------ Available records

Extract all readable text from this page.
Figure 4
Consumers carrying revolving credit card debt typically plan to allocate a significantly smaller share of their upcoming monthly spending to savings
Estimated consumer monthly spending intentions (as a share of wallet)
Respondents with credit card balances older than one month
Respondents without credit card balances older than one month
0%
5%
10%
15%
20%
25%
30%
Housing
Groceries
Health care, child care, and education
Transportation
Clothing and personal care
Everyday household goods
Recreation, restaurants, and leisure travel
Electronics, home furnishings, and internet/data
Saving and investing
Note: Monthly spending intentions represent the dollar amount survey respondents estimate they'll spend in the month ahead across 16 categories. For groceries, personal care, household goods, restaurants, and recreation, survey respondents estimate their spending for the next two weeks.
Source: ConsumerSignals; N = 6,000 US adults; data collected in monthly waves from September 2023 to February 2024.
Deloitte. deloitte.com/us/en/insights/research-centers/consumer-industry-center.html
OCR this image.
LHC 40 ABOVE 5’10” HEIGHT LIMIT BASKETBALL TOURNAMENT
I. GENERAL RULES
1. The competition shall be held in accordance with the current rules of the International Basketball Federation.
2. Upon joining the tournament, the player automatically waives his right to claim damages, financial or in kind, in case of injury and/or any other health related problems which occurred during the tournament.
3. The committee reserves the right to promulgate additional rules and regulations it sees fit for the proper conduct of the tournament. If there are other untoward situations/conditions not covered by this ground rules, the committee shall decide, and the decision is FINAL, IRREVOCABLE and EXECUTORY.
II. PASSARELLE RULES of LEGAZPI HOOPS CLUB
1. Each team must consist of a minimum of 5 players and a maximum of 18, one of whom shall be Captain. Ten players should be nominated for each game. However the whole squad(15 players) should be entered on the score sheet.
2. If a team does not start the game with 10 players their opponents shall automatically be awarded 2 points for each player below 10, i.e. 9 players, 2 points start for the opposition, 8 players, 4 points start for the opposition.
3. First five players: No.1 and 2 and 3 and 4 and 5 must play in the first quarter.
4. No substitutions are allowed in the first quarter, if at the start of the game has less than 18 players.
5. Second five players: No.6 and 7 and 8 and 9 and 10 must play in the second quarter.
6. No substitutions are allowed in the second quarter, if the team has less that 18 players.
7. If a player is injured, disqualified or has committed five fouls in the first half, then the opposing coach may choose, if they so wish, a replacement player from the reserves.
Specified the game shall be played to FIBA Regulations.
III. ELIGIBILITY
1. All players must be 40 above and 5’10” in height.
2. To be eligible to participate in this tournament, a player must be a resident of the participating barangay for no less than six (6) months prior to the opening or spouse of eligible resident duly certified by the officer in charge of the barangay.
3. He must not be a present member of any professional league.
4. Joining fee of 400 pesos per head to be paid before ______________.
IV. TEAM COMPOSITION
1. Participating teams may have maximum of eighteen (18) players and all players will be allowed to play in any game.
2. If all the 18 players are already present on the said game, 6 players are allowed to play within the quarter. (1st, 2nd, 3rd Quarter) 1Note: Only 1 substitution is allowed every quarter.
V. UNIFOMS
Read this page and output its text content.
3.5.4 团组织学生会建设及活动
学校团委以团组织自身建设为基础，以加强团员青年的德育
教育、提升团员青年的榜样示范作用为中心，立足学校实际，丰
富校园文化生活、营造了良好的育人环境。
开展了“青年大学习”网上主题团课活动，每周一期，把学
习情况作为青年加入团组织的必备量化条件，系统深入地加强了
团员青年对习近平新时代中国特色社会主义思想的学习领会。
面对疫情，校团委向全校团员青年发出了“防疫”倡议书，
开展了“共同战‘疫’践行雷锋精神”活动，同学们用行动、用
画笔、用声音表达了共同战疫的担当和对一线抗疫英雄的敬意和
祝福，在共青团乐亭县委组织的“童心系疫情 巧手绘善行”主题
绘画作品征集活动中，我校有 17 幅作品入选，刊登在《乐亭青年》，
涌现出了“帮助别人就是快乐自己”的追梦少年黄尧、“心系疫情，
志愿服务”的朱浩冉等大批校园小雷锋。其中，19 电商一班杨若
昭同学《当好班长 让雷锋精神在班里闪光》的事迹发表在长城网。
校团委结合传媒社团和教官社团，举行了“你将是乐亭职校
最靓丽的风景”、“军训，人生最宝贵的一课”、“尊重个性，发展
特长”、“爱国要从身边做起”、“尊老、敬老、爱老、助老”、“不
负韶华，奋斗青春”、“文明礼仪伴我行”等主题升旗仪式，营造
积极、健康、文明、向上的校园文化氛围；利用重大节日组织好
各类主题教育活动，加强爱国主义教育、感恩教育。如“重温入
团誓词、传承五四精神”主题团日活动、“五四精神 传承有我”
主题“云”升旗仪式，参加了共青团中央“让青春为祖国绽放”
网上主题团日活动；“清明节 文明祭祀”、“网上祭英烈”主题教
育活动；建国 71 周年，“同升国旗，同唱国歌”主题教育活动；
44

------------

• Do this:
Using the records above, copy each line that contains "spending".

• Correct answer:
Consumers carrying revolving credit card debt typically plan to allocate a significantly smaller share of their upcoming monthly spending to savings
Estimated consumer monthly spending intentions (as a share of wallet)
Note: Monthly spending intentions represent the dollar amount survey respondents estimate they'll spend in the month ahead across 16 categories. For groceries, personal care, household goods, restaurants, and recreation, survey respondents estimate their spending for the next two weeks.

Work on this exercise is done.